### STATED PROBLEM
Pick out all lines of the entries that include the word "الابيض" and copy them.

## begin

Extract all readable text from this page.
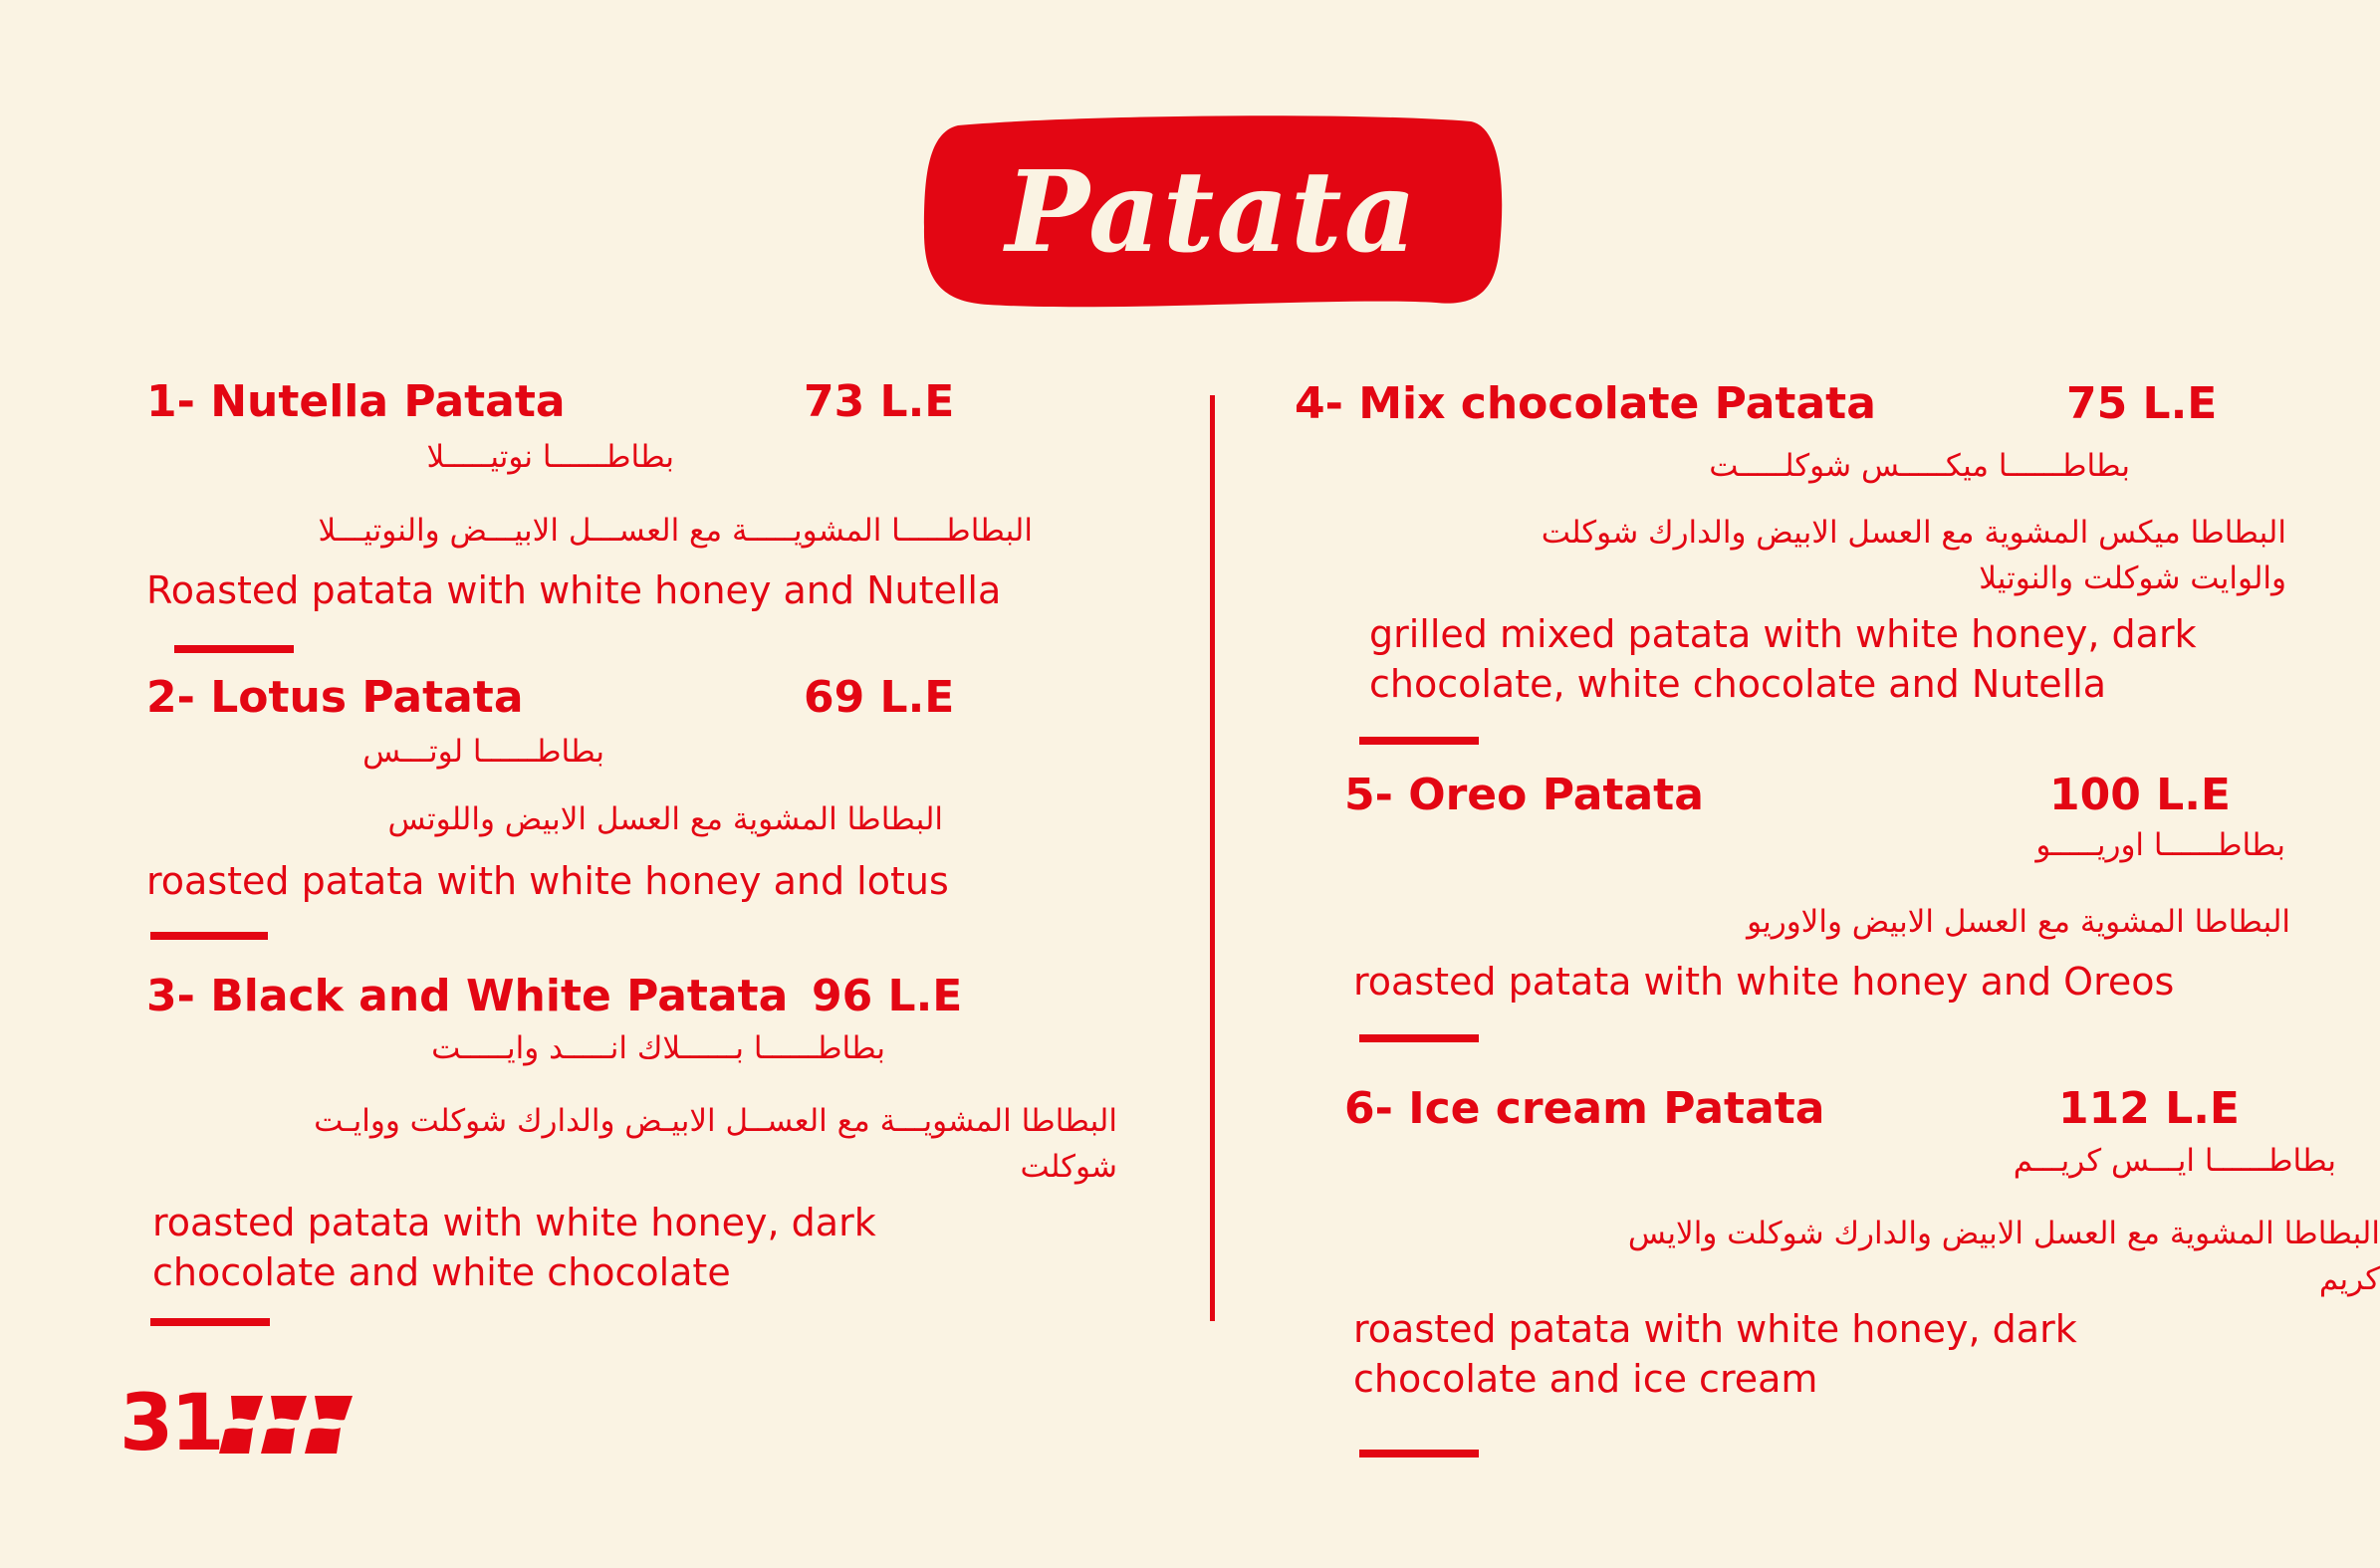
Patata
1- Nutella Patata	73 L.E
بطاطــــــا نوتيـــــلا
البطاطـــــا المشويـــــة مع العســـل الابيـــض والنوتيـــلا
Roasted patata with white honey and Nutella
2- Lotus Patata	69 L.E
بطاطــــــا لوتـــس
البطاطا المشوية مع العسل الابيض واللوتس
roasted patata with white honey and lotus
3- Black and White Patata 96 L.E
بطاطــــــا بــــــلاك انـــــد وايـــــت
البطاطا المشويـــة مع العســل الابيـض والدارك شوكلت ووايـت شوكلت
roasted patata with white honey, dark chocolate and white chocolate
4- Mix chocolate Patata	75 L.E
بطاطــــــا ميكـــــس شوكلـــــت
البطاطا ميكس المشوية مع العسل الابيض والدارك شوكلت والوايت شوكلت والنوتيلا
grilled mixed patata with white honey, dark chocolate, white chocolate and Nutella
5- Oreo Patata	100 L.E
بطاطــــــا اوريـــــو
البطاطا المشوية مع العسل الابيض والاوريو
roasted patata with white honey and Oreos
6- Ice cream Patata	112 L.E
بطاطــــــا ايـــس كريـــم
البطاطا المشوية مع العسل الابيض والدارك شوكلت والايس كريم
roasted patata with white honey, dark chocolate and ice cream
31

## end

### EXERCISE RESULT
البطاطا المشوية مع العسل الابيض واللوتس
البطاطا ميكس المشوية مع العسل الابيض والدارك شوكلت والوايت شوكلت والنوتيلا
البطاطا المشوية مع العسل الابيض والاوريو
البطاطا المشوية مع العسل الابيض والدارك شوكلت والايس كريم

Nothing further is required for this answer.